What the task asks: Count the lines below that contain the word "ENTER", and report only that number.

Saved entries:
----

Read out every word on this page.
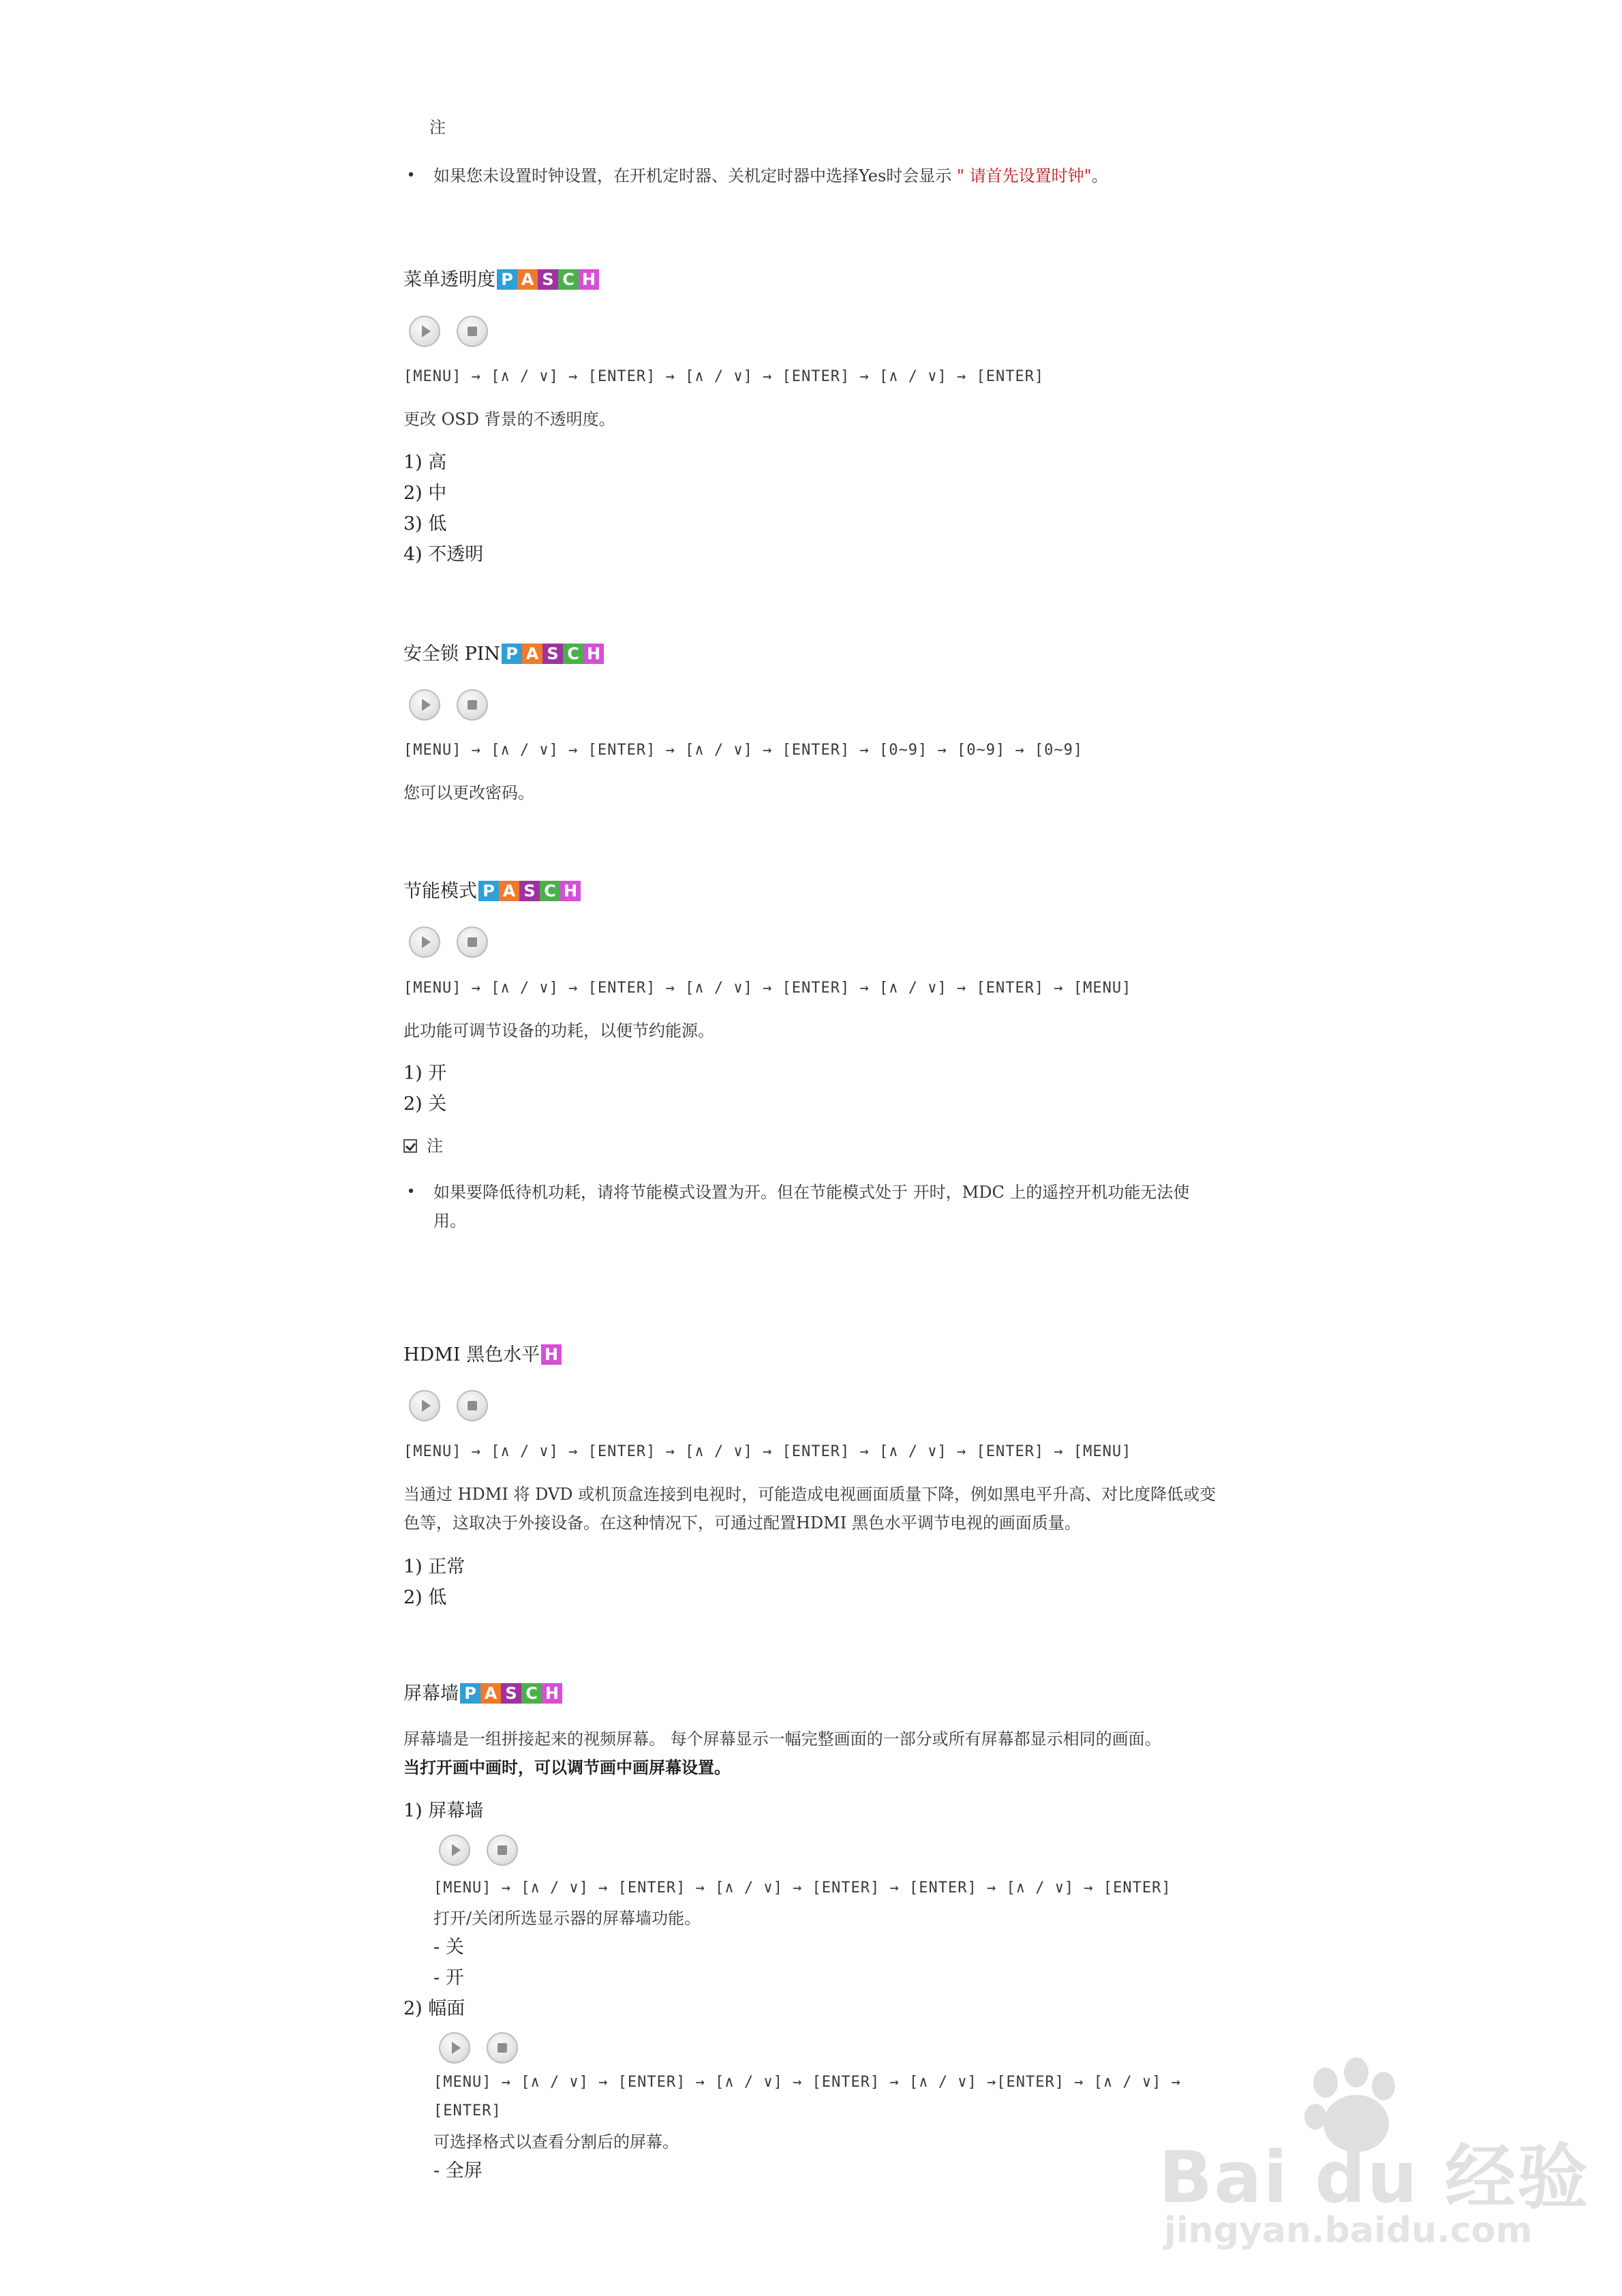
注
• 如果您未设置时钟设置，在开机定时器、关机定时器中选择Yes时会显示 " 请首先设置时钟"。
菜单透明度 P A S C H
[MENU] → [∧ / ∨] → [ENTER] → [∧ / ∨] → [ENTER] → [∧ / ∨] → [ENTER]
更改 OSD 背景的不透明度。
1) 高
2) 中
3) 低
4) 不透明
安全锁 PIN P A S C H
[MENU] → [∧ / ∨] → [ENTER] → [∧ / ∨] → [ENTER] → [0~9] → [0~9] → [0~9]
您可以更改密码。
节能模式 P A S C H
[MENU] → [∧ / ∨] → [ENTER] → [∧ / ∨] → [ENTER] → [∧ / ∨] → [ENTER] → [MENU]
此功能可调节设备的功耗，以便节约能源。
1) 开
2) 关
注
• 如果要降低待机功耗，请将节能模式设置为开。但在节能模式处于 开时，MDC 上的遥控开机功能无法使
用。
HDMI 黑色水平 H
[MENU] → [∧ / ∨] → [ENTER] → [∧ / ∨] → [ENTER] → [∧ / ∨] → [ENTER] → [MENU]
当通过 HDMI 将 DVD 或机顶盒连接到电视时，可能造成电视画面质量下降，例如黑电平升高、对比度降低或变
色等，这取决于外接设备。在这种情况下，可通过配置HDMI 黑色水平调节电视的画面质量。
1) 正常
2) 低
屏幕墙 P A S C H
屏幕墙是一组拼接起来的视频屏幕。 每个屏幕显示一幅完整画面的一部分或所有屏幕都显示相同的画面。
当打开画中画时，可以调节画中画屏幕设置。
1) 屏幕墙
[MENU] → [∧ / ∨] → [ENTER] → [∧ / ∨] → [ENTER] → [ENTER] → [∧ / ∨] → [ENTER]
打开/关闭所选显示器的屏幕墙功能。
- 关
- 开
2) 幅面
[MENU] → [∧ / ∨] → [ENTER] → [∧ / ∨] → [ENTER] → [∧ / ∨] →[ENTER] → [∧ / ∨] →
[ENTER]
可选择格式以查看分割后的屏幕。
- 全屏	Bai du 经验
jingyan.baidu.com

----

Response: 7